Lift out each line of the data that holds "Chip".

- _INFORMATION GIVEN_
(begin)
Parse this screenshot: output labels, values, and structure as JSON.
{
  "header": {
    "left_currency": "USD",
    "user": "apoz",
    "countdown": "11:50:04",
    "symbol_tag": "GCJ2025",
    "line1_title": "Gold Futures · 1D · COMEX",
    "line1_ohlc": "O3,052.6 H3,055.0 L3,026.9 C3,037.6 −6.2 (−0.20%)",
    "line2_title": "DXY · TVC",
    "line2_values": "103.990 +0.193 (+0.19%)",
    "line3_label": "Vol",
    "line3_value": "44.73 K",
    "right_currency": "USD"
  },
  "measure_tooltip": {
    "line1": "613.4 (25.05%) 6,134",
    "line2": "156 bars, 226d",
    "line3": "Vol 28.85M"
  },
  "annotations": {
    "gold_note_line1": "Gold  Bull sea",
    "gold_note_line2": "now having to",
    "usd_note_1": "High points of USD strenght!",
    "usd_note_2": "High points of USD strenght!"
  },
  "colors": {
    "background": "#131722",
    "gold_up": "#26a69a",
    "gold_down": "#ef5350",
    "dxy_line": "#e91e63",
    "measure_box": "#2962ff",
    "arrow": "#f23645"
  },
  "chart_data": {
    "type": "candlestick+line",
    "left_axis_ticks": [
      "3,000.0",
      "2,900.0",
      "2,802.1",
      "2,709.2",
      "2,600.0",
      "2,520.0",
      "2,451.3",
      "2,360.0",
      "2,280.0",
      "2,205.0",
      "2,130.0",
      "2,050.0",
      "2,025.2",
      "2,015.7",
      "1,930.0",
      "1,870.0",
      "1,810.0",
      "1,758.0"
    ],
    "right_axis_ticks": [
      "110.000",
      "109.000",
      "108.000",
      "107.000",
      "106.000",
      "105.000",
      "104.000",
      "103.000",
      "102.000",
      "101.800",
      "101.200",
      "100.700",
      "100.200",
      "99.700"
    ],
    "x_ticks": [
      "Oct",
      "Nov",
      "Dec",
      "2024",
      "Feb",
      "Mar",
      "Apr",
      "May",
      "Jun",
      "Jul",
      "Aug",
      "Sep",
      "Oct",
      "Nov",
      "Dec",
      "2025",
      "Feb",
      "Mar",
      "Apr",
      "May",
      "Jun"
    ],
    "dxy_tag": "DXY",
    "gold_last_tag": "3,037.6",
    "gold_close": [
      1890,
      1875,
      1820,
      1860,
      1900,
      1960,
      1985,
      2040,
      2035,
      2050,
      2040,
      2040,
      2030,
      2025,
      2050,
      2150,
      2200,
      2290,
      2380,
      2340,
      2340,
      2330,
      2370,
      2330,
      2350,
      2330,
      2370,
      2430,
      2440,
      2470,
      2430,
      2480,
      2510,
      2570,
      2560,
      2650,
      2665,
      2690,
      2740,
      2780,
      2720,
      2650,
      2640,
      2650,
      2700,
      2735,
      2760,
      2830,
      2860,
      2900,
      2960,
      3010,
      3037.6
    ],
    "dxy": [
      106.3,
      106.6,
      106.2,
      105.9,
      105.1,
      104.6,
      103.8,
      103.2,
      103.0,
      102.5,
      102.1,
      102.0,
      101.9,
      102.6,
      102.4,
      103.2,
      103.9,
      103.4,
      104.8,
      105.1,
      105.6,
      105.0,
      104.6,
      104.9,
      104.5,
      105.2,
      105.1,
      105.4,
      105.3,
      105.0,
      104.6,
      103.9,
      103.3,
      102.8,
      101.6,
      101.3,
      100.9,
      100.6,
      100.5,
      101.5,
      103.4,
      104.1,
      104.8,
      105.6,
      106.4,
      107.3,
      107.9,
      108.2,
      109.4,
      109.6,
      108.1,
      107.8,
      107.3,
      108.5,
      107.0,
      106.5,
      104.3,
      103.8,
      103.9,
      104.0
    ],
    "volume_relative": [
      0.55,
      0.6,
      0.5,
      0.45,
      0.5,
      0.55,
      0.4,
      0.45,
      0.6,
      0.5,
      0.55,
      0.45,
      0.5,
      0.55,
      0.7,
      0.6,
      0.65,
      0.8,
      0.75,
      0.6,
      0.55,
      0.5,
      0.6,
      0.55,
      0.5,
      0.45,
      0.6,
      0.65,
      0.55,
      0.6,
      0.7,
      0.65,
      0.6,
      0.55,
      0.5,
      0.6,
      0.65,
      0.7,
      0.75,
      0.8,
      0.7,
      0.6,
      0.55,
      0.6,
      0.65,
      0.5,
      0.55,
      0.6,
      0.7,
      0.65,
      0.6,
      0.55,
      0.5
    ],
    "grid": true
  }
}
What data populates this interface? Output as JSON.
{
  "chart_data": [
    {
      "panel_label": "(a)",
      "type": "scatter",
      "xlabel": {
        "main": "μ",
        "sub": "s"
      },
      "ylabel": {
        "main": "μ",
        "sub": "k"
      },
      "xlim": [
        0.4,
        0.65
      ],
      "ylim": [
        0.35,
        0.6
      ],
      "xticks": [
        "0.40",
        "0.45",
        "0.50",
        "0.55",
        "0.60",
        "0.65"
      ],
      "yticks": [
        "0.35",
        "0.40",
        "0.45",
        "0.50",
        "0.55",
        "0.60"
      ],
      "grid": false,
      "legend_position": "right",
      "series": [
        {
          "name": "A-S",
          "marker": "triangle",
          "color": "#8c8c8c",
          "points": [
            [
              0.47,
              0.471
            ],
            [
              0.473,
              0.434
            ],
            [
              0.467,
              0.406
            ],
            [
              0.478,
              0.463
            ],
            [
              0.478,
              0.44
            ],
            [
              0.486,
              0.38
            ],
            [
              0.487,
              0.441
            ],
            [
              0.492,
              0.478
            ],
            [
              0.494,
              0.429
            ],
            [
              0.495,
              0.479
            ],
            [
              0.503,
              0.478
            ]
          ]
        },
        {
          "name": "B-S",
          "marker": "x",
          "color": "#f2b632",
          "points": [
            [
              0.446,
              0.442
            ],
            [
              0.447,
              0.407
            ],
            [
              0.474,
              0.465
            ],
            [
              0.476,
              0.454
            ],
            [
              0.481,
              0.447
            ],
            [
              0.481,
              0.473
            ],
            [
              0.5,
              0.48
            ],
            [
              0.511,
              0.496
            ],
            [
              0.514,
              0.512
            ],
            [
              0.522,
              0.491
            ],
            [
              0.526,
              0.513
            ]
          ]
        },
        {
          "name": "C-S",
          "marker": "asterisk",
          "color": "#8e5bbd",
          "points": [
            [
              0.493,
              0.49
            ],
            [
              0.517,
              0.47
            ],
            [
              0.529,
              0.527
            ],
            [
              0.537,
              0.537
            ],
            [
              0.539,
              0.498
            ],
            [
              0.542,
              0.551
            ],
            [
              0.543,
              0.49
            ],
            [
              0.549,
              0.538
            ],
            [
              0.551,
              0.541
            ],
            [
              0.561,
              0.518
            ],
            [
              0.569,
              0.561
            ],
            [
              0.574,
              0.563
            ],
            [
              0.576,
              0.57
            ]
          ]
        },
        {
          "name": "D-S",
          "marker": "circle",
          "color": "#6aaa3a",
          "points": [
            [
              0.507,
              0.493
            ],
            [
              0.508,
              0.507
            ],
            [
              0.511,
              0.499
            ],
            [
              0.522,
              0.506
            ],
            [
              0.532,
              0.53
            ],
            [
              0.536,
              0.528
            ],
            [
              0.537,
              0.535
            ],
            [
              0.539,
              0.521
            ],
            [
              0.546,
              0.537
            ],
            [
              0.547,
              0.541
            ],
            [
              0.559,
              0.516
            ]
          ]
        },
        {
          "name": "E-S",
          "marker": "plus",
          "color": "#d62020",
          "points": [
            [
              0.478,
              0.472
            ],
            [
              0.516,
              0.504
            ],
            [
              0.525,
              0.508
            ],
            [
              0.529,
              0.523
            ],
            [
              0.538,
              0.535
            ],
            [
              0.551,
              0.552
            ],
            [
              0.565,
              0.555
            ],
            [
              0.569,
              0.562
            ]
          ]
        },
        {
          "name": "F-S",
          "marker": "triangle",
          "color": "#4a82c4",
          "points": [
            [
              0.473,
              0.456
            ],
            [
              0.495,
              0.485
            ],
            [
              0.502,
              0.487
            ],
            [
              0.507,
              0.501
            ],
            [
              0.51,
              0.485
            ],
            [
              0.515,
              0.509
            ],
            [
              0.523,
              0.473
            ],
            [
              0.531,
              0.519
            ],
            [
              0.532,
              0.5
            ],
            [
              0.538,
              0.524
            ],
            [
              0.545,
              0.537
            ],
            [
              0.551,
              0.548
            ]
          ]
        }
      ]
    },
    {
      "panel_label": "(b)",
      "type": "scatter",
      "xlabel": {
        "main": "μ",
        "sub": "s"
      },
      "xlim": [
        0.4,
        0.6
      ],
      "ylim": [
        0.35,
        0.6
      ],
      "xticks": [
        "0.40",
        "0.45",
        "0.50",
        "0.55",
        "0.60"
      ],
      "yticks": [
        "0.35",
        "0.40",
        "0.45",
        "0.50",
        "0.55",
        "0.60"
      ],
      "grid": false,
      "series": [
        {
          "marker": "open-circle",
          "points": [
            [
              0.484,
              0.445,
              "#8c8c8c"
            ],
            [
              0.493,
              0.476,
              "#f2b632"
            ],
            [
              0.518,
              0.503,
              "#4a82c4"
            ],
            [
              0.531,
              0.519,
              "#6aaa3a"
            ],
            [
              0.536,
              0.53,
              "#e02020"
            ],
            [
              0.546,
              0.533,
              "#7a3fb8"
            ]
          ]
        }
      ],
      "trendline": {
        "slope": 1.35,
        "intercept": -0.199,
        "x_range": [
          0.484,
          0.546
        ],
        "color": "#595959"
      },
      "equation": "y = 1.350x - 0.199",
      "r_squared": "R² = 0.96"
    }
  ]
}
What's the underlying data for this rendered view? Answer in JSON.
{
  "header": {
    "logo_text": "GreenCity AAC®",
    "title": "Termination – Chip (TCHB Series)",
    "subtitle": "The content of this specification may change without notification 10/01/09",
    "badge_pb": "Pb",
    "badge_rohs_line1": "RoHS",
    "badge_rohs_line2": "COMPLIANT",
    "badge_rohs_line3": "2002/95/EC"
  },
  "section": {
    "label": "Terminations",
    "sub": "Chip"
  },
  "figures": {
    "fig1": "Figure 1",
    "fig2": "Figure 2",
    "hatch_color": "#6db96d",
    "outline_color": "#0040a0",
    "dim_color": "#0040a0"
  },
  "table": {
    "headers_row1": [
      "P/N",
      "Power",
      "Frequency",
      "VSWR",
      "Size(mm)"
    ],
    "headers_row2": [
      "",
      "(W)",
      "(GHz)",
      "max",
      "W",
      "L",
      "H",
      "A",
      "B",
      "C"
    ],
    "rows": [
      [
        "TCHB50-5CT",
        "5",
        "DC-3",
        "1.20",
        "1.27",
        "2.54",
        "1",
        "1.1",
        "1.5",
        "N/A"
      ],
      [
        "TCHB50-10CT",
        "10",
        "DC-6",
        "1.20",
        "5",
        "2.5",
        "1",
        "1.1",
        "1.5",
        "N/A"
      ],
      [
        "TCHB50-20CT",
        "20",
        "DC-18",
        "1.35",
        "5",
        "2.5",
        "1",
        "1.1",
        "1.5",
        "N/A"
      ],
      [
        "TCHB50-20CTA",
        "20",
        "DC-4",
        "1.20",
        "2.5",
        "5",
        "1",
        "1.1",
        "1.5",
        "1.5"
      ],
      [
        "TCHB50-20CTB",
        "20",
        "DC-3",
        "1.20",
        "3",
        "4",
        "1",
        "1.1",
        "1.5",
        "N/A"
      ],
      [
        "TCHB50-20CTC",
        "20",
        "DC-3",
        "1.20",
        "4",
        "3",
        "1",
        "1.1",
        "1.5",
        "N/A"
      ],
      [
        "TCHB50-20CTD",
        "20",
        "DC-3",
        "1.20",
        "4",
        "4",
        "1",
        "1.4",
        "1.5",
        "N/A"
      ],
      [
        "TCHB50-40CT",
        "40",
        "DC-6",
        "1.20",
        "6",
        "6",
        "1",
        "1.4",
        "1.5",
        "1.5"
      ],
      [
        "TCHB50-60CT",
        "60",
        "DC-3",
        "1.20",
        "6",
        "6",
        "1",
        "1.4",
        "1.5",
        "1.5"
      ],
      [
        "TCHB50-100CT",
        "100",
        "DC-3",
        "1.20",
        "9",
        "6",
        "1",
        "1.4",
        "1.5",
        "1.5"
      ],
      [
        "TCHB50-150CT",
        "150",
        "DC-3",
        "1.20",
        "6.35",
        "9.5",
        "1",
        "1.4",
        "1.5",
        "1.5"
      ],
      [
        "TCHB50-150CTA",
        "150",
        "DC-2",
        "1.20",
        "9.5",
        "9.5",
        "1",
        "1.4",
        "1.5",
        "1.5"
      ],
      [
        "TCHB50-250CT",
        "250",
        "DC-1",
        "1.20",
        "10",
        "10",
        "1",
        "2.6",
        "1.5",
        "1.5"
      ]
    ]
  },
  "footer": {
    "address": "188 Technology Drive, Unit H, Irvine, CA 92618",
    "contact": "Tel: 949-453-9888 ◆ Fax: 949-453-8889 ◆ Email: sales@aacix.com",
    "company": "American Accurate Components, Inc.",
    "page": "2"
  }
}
(end)
- _EXERCISE ANSWER_
    "title": "Termination – Chip (TCHB Series)",
    "sub": "Chip"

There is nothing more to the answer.